— Task to complete —
Copy all lines holding the word "dýchání" from the entries.

— Supplied records —
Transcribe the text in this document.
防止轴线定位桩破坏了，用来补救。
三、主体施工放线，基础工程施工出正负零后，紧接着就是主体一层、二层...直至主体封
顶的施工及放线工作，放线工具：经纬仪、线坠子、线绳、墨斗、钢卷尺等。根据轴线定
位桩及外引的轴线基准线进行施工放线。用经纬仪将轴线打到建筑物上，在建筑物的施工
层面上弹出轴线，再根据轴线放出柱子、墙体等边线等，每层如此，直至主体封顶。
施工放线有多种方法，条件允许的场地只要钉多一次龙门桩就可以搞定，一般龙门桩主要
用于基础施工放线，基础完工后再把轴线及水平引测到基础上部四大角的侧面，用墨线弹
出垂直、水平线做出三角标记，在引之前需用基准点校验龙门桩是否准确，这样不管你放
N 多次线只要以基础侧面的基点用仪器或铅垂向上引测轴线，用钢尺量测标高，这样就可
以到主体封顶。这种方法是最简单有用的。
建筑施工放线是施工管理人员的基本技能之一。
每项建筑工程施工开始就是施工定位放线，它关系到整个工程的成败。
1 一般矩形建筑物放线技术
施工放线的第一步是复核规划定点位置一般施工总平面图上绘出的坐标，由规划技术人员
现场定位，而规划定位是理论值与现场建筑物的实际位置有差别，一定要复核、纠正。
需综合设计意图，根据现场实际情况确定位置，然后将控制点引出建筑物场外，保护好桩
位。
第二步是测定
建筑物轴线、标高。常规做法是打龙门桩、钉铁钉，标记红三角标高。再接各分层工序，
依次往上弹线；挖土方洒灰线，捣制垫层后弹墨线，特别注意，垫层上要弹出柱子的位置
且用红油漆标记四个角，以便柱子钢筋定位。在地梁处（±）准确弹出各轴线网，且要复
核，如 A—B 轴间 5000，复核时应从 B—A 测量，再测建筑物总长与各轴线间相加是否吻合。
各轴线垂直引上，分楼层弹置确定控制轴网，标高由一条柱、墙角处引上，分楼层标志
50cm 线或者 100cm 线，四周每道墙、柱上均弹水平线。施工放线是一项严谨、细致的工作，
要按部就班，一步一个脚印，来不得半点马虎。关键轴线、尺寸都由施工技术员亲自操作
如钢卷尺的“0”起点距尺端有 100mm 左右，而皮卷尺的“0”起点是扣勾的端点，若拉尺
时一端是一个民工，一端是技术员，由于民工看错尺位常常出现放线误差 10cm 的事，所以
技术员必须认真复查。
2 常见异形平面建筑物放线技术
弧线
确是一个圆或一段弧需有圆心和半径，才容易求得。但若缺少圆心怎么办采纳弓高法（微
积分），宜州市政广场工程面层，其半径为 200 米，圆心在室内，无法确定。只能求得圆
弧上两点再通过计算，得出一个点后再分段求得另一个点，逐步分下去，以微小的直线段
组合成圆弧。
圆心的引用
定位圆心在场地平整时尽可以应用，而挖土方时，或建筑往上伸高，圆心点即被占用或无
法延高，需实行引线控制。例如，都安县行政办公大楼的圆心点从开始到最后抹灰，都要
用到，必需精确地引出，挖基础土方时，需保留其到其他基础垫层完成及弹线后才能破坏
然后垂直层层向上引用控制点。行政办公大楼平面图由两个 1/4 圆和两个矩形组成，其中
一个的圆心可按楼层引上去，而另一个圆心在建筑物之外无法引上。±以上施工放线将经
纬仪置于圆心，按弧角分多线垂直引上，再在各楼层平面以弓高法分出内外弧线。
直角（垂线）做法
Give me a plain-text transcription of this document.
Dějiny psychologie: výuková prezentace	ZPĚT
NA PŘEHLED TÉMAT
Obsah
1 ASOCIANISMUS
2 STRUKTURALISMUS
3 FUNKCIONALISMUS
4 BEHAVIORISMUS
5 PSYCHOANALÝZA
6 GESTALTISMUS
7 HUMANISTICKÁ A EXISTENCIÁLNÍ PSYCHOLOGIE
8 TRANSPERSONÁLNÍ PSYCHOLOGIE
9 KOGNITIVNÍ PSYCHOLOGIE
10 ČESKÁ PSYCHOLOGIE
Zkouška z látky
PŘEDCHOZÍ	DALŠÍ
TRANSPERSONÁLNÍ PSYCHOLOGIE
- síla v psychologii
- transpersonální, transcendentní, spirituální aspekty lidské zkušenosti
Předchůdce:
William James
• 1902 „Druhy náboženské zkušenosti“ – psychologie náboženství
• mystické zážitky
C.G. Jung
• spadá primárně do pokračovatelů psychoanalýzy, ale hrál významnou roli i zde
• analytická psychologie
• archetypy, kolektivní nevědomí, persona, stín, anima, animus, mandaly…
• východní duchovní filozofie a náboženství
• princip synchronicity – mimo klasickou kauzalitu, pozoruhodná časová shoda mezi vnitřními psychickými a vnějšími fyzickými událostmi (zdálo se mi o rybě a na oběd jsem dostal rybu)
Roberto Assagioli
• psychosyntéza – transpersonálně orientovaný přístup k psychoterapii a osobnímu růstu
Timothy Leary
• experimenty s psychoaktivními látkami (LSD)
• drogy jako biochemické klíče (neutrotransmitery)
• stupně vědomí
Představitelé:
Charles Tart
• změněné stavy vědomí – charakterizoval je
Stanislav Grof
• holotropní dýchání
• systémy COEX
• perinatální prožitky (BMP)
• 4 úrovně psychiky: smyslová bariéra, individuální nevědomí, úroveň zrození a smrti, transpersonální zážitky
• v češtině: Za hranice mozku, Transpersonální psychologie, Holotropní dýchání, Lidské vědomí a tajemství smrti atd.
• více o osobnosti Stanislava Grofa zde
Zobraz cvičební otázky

--

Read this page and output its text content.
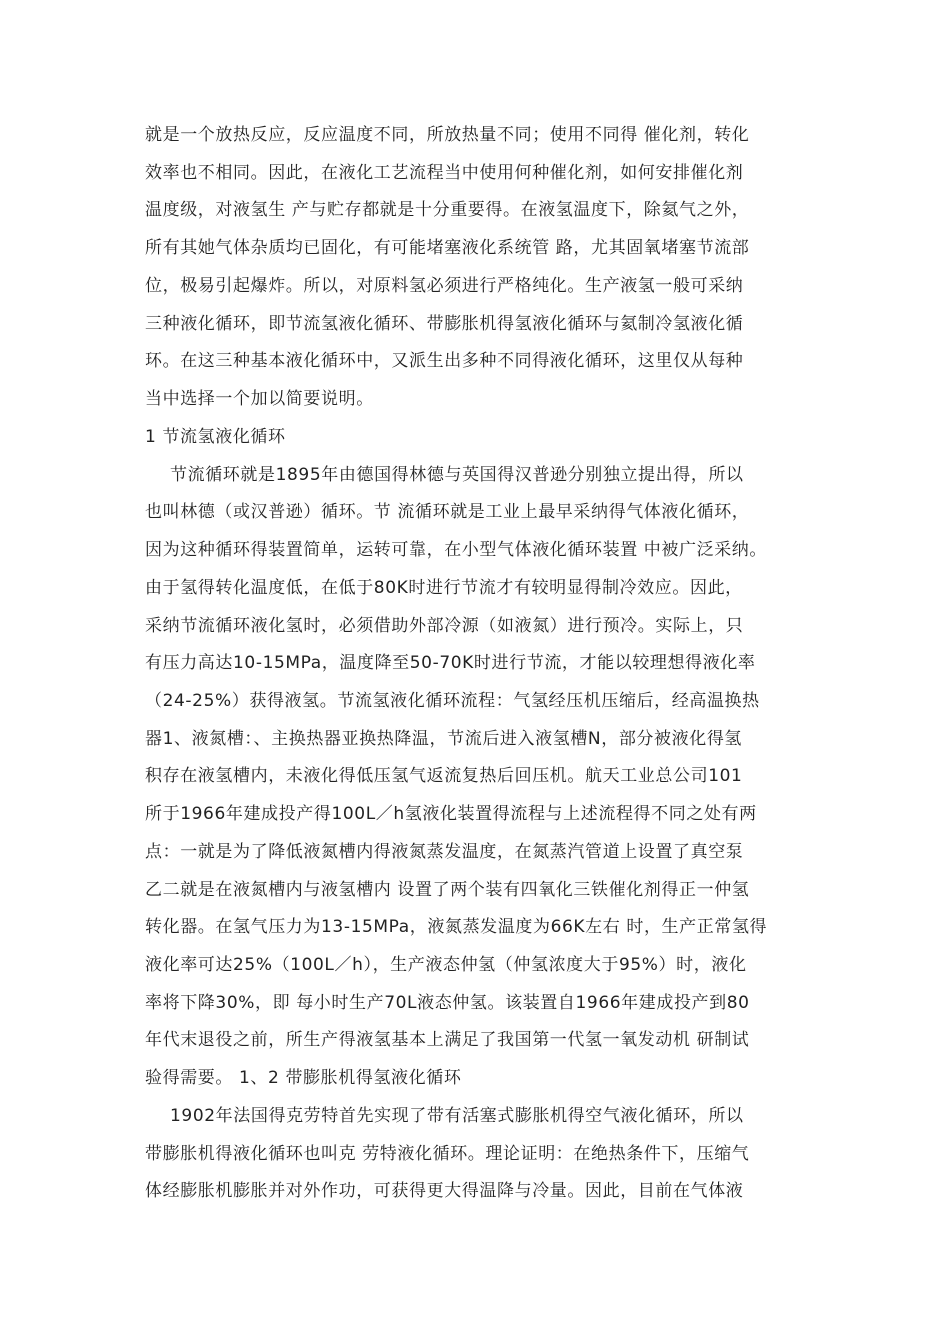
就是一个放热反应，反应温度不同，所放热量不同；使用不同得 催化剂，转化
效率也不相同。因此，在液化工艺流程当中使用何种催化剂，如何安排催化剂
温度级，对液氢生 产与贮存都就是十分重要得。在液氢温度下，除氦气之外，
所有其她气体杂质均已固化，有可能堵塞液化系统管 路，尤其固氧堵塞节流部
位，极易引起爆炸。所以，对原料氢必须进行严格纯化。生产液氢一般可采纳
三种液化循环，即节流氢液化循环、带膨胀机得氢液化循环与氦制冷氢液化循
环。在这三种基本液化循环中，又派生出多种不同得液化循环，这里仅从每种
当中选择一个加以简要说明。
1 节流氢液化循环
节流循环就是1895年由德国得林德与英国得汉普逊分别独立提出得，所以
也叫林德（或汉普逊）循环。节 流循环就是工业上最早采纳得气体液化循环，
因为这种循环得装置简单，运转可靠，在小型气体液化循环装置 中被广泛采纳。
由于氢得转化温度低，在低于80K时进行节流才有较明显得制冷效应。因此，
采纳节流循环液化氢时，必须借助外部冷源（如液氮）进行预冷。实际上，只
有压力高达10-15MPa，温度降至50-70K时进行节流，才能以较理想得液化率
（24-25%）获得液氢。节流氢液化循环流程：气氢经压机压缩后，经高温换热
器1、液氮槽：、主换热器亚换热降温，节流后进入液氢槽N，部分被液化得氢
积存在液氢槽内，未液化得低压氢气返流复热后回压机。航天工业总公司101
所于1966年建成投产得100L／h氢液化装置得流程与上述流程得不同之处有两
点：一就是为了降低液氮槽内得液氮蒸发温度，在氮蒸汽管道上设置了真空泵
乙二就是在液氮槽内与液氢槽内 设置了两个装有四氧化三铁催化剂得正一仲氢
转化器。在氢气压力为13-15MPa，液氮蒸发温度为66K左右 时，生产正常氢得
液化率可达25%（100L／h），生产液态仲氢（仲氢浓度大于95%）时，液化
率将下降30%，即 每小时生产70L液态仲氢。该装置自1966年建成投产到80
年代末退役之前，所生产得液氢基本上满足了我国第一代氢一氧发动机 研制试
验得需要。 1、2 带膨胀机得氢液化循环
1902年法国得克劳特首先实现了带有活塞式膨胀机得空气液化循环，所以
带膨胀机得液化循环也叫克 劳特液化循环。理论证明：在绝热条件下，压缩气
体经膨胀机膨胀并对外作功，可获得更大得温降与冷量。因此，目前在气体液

— Exercise result —
• holotropní dýchání
• v češtině: Za hranice mozku, Transpersonální psychologie, Holotropní dýchání, Lidské vědomí a tajemství smrti atd.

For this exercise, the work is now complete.